## Excerpt to read
Friday, December 2, 2016

The story of Frink, Walker & Co., Stage Line, northern Illinois' transportation monopoly of the 1800s.

What the railroad station was to rural country towns, Frink, Walker & Co., was to early Chicago. It was the center of public interest. Several times a day strangers arrived in town, residents set out upon long and often hazardous journeys, mail was received and dispatched and it was the transportation center of the growing town.

A man named John Frink set up the first successful stage line out of Chicago in 1832 with partner Charles K. Bingham. The first Frink, Bingham & Co. Stagecoach ventured west out of Chicago to Fullersburg [1] (Oak Brook), 15 miles from Chicago, which followed the Indian Boundary Line (Indian Boundary Park, Chicago so named because the park is on the Indian boundary).
Frink joined forces with Martin O. Walker and Walker's brother, Curan (a silent partner) on June 1, 1840. Frink provided the political, operational and sales know-how, while Martin provided business experience and funding along with Curan.
The new line was known as the Frink, Walker & Co., and their coaches started from a shanty-like building located in the heart of Chicago at the corner of Lake and Clark Streets. By 1835, Frink moved two doors west, on the south side of Lake Street, off the corner of Lake and Dearborn streets.
Frink, Walker & Co., General Stage Office, two doors west, on the south side of Lake Street, off the corner of Lake and Dearborn streets, Chicago, Illinois. (1844)

## Exercises
1 > Answer these questions about the history of the Frink, Walker & Co. stage line, one per line:
(a) In what year did John Frink set up the first successful stage line out of Chicago, and who was his partner?
(b) On what date did Frink join forces with Martin O. Walker and Curan Walker?
(c) At which street corner stood the shanty-like building where the new line's coaches started?
2 > Pick up the history of the Frink, Walker & Co. stage line after its final line and write the next part.

## Data extract
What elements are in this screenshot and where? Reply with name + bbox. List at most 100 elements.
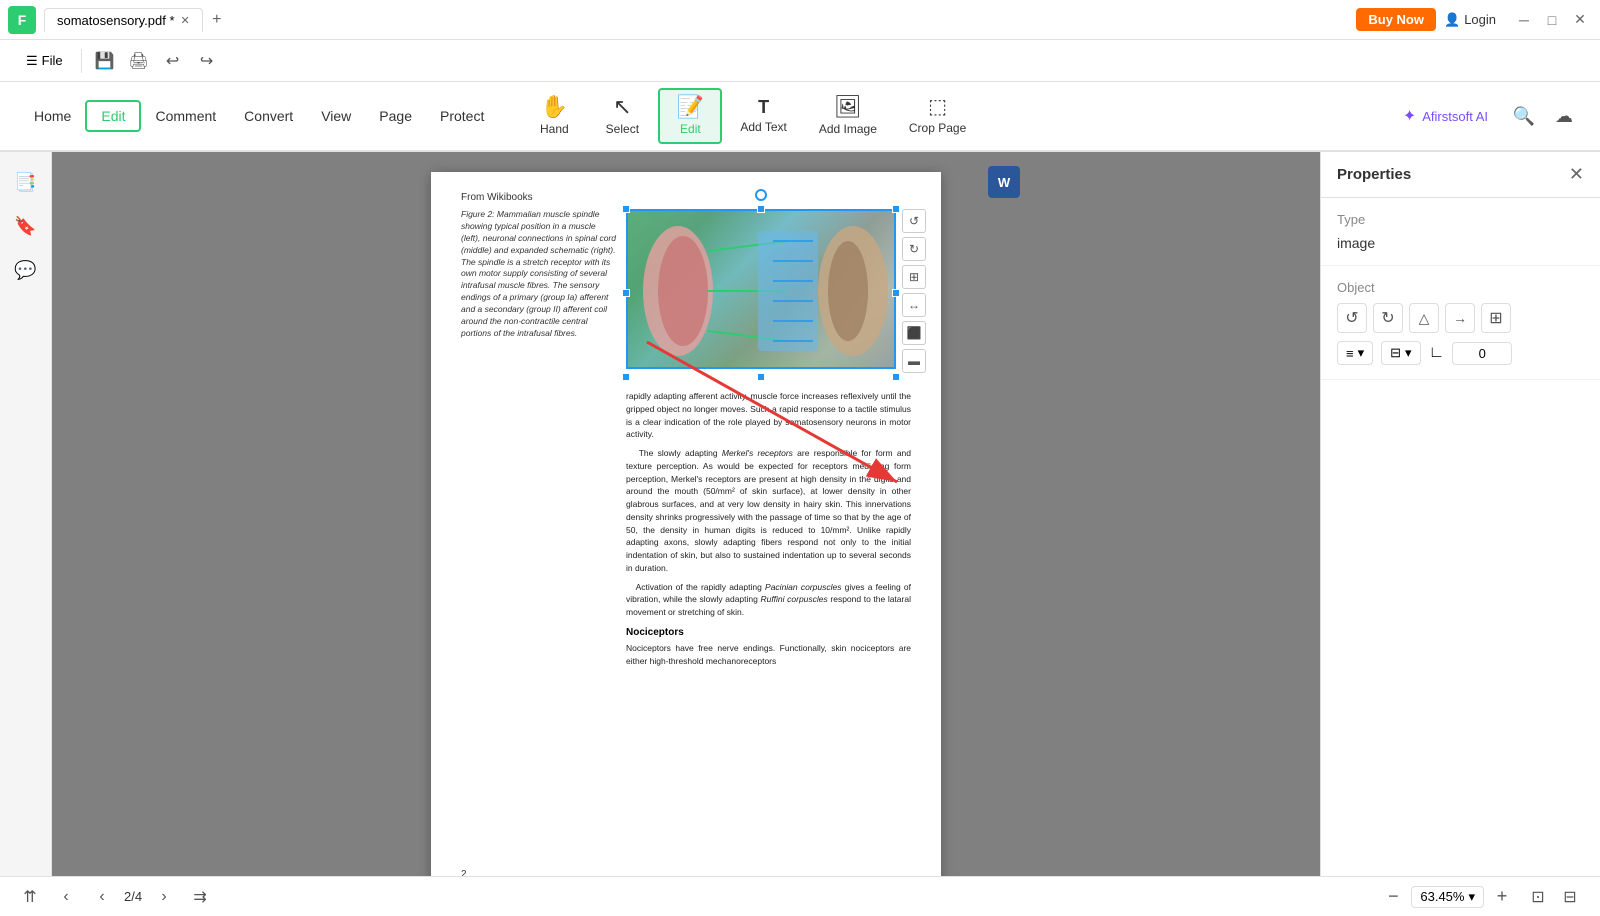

## Written responses
1 >
(a) 1832, with Charles K. Bingham.
(b) June 1, 1840.
(c) The corner of Lake and Clark Streets.

2 >
From 1832 until the construction of the first railroad in 1848, the stagecoaches of Frink, Walker & Co., were the largest company connecting Chicago with the outside world. For several years after the primitive locomotives had come puffing in and out of town, the stages continued to run regularly, carrying passengers and mail to and from many places not reached by the first railroads. 
Frink, Walker & Co., General Stage Office.
Even before Chicago was incorporated as a town in 1833, the firm established a stagecoach line to Galena in 1832. Oddly enough, that town was also the terminus of the first railroad.

The Galena-Chicago route had many stops; at Lena, Illinois, going east, the stage route followed today's US 20 through Eleroy, Freeport, Rockford, Belvidere, Bloomingdale and other towns along the way. 

The stages typically left the Frink, Walker & Co., Chicago depot between 4 and 6 am to take advantage of as much daylight as possible. They stopped for the night at inns along the route. The 150 to 160 mile trip, depending on the route, took the better part of five days but that was cut to two days when they ran around the clock, with stops every 12 to 15 miles at relay stations to change horses. The fare was $12.50 ($315.00 today). Passengers were often forced to help push the coaches out of the mud or help with repairs. Accidents were common, as were injured horses that often immobilized the stages and forced passengers to continue their trips on the first farm wagon that came along.

Even meals could be an ordeal. The inns usually didn't start cooking until the coach arrived. That took about 50 minutes, so the passengers had to wolf down lunch or dinner in just 10 minutes to avoid being left behind after the hour layover.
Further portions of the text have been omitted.